Rewrite the records below, swapping each "kinetics-point" for "model-point" and leaving everything else as it is.

▸ **EXERCISE INPUT**
'''
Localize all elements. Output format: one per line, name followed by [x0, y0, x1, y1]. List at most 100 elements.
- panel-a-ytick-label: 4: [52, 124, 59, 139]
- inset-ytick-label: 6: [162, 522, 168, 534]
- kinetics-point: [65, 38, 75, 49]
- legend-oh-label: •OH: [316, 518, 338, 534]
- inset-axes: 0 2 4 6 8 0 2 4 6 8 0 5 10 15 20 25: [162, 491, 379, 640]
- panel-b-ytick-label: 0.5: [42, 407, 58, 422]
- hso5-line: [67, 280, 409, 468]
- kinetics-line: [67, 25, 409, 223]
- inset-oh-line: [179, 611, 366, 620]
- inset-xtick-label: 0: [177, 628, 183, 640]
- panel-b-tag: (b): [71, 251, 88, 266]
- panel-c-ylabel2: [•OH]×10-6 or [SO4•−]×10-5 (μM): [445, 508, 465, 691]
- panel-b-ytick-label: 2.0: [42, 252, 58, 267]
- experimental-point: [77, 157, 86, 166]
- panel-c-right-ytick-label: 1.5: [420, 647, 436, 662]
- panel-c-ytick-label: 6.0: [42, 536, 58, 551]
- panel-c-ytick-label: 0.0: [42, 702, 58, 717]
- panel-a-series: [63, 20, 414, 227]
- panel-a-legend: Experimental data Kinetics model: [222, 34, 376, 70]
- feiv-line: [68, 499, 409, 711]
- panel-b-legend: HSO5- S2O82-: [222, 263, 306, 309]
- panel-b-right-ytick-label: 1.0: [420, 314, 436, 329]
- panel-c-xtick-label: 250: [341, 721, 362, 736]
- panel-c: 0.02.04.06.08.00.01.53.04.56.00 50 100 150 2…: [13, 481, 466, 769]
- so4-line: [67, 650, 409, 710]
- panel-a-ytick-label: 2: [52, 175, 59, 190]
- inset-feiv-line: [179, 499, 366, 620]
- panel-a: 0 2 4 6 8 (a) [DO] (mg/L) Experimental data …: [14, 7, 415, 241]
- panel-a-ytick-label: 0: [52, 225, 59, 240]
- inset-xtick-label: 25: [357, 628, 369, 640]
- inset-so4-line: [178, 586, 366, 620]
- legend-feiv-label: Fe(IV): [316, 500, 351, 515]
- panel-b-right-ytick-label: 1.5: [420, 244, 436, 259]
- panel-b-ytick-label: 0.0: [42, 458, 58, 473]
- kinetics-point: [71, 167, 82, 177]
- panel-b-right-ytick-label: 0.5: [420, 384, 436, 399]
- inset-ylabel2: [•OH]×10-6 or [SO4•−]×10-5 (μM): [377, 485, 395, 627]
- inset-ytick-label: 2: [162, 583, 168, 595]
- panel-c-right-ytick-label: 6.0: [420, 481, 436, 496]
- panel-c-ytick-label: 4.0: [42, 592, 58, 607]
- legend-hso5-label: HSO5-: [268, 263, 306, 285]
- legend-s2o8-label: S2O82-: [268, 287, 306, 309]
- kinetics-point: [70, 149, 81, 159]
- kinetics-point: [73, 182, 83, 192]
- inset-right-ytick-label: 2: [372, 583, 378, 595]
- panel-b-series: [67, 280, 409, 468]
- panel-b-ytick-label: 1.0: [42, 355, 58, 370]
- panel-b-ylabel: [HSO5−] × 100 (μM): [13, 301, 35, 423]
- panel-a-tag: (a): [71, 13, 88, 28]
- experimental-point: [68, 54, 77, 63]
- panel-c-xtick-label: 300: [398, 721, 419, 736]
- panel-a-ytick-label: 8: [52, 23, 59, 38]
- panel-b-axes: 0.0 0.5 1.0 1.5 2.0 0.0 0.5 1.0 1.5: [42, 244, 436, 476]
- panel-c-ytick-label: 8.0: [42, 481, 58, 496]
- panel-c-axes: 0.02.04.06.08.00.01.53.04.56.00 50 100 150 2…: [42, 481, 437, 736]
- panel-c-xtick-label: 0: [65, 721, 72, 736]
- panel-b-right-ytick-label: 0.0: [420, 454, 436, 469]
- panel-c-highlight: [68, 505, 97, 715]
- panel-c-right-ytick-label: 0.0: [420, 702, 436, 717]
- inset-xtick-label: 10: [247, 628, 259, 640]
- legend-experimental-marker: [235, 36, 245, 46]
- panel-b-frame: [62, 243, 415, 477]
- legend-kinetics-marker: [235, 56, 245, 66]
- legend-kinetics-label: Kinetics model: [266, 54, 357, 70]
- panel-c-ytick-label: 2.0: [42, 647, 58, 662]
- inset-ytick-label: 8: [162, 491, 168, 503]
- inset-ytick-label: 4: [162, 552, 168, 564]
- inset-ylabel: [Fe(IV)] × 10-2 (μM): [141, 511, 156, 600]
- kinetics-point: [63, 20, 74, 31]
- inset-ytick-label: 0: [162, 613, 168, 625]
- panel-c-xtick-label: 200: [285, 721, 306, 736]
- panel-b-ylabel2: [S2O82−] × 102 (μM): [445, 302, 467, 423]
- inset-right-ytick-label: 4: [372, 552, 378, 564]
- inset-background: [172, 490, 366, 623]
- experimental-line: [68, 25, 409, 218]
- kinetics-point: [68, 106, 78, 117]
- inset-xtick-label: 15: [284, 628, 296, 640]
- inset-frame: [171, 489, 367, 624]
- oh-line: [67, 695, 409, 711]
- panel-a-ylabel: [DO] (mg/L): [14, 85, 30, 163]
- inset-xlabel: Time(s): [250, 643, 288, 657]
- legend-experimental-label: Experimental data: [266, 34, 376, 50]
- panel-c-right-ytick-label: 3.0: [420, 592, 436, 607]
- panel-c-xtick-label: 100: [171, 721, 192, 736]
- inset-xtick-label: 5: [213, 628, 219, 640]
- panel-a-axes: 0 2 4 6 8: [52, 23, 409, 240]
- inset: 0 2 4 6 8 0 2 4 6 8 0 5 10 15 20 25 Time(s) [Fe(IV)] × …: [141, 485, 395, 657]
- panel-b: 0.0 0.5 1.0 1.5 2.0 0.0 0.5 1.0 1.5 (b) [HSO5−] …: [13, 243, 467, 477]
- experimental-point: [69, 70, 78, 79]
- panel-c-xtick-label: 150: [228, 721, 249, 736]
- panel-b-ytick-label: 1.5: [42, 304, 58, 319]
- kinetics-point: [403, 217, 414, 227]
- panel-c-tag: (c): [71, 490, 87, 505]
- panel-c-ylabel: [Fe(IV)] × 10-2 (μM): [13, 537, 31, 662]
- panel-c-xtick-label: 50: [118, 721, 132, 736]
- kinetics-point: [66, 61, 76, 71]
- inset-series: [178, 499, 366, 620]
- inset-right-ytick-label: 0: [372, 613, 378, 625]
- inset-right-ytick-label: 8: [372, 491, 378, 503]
'''
▸ **CORRECT RESULT**
Localize all elements. Output format: one per line, name followed by [x0, y0, x1, y1]. List at most 100 elements.
- panel-a-ytick-label: 4: [52, 124, 59, 139]
- inset-ytick-label: 6: [162, 522, 168, 534]
- model-point: [65, 38, 75, 49]
- legend-oh-label: •OH: [316, 518, 338, 534]
- inset-axes: 0 2 4 6 8 0 2 4 6 8 0 5 10 15 20 25: [162, 491, 379, 640]
- panel-b-ytick-label: 0.5: [42, 407, 58, 422]
- hso5-line: [67, 280, 409, 468]
- kinetics-line: [67, 25, 409, 223]
- inset-oh-line: [179, 611, 366, 620]
- inset-xtick-label: 0: [177, 628, 183, 640]
- panel-b-tag: (b): [71, 251, 88, 266]
- panel-c-ylabel2: [•OH]×10-6 or [SO4•−]×10-5 (μM): [445, 508, 465, 691]
- panel-b-ytick-label: 2.0: [42, 252, 58, 267]
- experimental-point: [77, 157, 86, 166]
- panel-c-right-ytick-label: 1.5: [420, 647, 436, 662]
- panel-c-ytick-label: 6.0: [42, 536, 58, 551]
- panel-c-ytick-label: 0.0: [42, 702, 58, 717]
- panel-a-series: [63, 20, 414, 227]
- panel-a-legend: Experimental data Kinetics model: [222, 34, 376, 70]
- feiv-line: [68, 499, 409, 711]
- panel-b-legend: HSO5- S2O82-: [222, 263, 306, 309]
- panel-b-right-ytick-label: 1.0: [420, 314, 436, 329]
- panel-c-xtick-label: 250: [341, 721, 362, 736]
- panel-c: 0.02.04.06.08.00.01.53.04.56.00 50 100 150 2…: [13, 481, 466, 769]
- so4-line: [67, 650, 409, 710]
- panel-a-ytick-label: 2: [52, 175, 59, 190]
- inset-feiv-line: [179, 499, 366, 620]
- panel-a: 0 2 4 6 8 (a) [DO] (mg/L) Experimental data …: [14, 7, 415, 241]
- panel-a-ytick-label: 0: [52, 225, 59, 240]
- inset-xtick-label: 25: [357, 628, 369, 640]
- inset-so4-line: [178, 586, 366, 620]
- legend-feiv-label: Fe(IV): [316, 500, 351, 515]
- panel-b-right-ytick-label: 1.5: [420, 244, 436, 259]
- panel-b-ytick-label: 0.0: [42, 458, 58, 473]
- model-point: [71, 167, 82, 177]
- panel-b-right-ytick-label: 0.5: [420, 384, 436, 399]
- inset-ylabel2: [•OH]×10-6 or [SO4•−]×10-5 (μM): [377, 485, 395, 627]
- inset-ytick-label: 2: [162, 583, 168, 595]
- panel-c-right-ytick-label: 6.0: [420, 481, 436, 496]
- panel-c-ytick-label: 4.0: [42, 592, 58, 607]
- legend-hso5-label: HSO5-: [268, 263, 306, 285]
- legend-s2o8-label: S2O82-: [268, 287, 306, 309]
- model-point: [70, 149, 81, 159]
- model-point: [73, 182, 83, 192]
- inset-right-ytick-label: 2: [372, 583, 378, 595]
- panel-b-series: [67, 280, 409, 468]
- panel-b-ytick-label: 1.0: [42, 355, 58, 370]
- panel-b-ylabel: [HSO5−] × 100 (μM): [13, 301, 35, 423]
- panel-a-tag: (a): [71, 13, 88, 28]
- experimental-point: [68, 54, 77, 63]
- panel-c-xtick-label: 300: [398, 721, 419, 736]
- panel-a-ytick-label: 8: [52, 23, 59, 38]
- panel-b-axes: 0.0 0.5 1.0 1.5 2.0 0.0 0.5 1.0 1.5: [42, 244, 436, 476]
- panel-c-ytick-label: 8.0: [42, 481, 58, 496]
- panel-c-axes: 0.02.04.06.08.00.01.53.04.56.00 50 100 150 2…: [42, 481, 437, 736]
- panel-c-xtick-label: 0: [65, 721, 72, 736]
- panel-b-right-ytick-label: 0.0: [420, 454, 436, 469]
- panel-c-highlight: [68, 505, 97, 715]
- panel-c-right-ytick-label: 0.0: [420, 702, 436, 717]
- inset-xtick-label: 10: [247, 628, 259, 640]
- legend-experimental-marker: [235, 36, 245, 46]
- panel-b-frame: [62, 243, 415, 477]
- legend-kinetics-marker: [235, 56, 245, 66]
- legend-kinetics-label: Kinetics model: [266, 54, 357, 70]
- panel-c-ytick-label: 2.0: [42, 647, 58, 662]
- inset-ytick-label: 8: [162, 491, 168, 503]
- inset-ytick-label: 4: [162, 552, 168, 564]
- inset-ylabel: [Fe(IV)] × 10-2 (μM): [141, 511, 156, 600]
- model-point: [63, 20, 74, 31]
- inset-ytick-label: 0: [162, 613, 168, 625]
- panel-c-xtick-label: 200: [285, 721, 306, 736]
- panel-b-ylabel2: [S2O82−] × 102 (μM): [445, 302, 467, 423]
- inset-right-ytick-label: 4: [372, 552, 378, 564]
- inset-background: [172, 490, 366, 623]
- experimental-line: [68, 25, 409, 218]
- model-point: [68, 106, 78, 117]
- inset-xtick-label: 15: [284, 628, 296, 640]
- inset-frame: [171, 489, 367, 624]
- oh-line: [67, 695, 409, 711]
- panel-a-ylabel: [DO] (mg/L): [14, 85, 30, 163]
- inset-xlabel: Time(s): [250, 643, 288, 657]
- legend-experimental-label: Experimental data: [266, 34, 376, 50]
- panel-c-right-ytick-label: 3.0: [420, 592, 436, 607]
- panel-c-xtick-label: 100: [171, 721, 192, 736]
- inset-xtick-label: 5: [213, 628, 219, 640]
- panel-a-axes: 0 2 4 6 8: [52, 23, 409, 240]
- inset: 0 2 4 6 8 0 2 4 6 8 0 5 10 15 20 25 Time(s) [Fe(IV)] × …: [141, 485, 395, 657]
- panel-b: 0.0 0.5 1.0 1.5 2.0 0.0 0.5 1.0 1.5 (b) [HSO5−] …: [13, 243, 467, 477]
- experimental-point: [69, 70, 78, 79]
- panel-c-xtick-label: 150: [228, 721, 249, 736]
- panel-b-ytick-label: 1.5: [42, 304, 58, 319]
- model-point: [403, 217, 414, 227]
- panel-c-tag: (c): [71, 490, 87, 505]
- panel-c-ylabel: [Fe(IV)] × 10-2 (μM): [13, 537, 31, 662]
- panel-c-xtick-label: 50: [118, 721, 132, 736]
- model-point: [66, 61, 76, 71]
- inset-series: [178, 499, 366, 620]
- inset-right-ytick-label: 0: [372, 613, 378, 625]
- inset-right-ytick-label: 8: [372, 491, 378, 503]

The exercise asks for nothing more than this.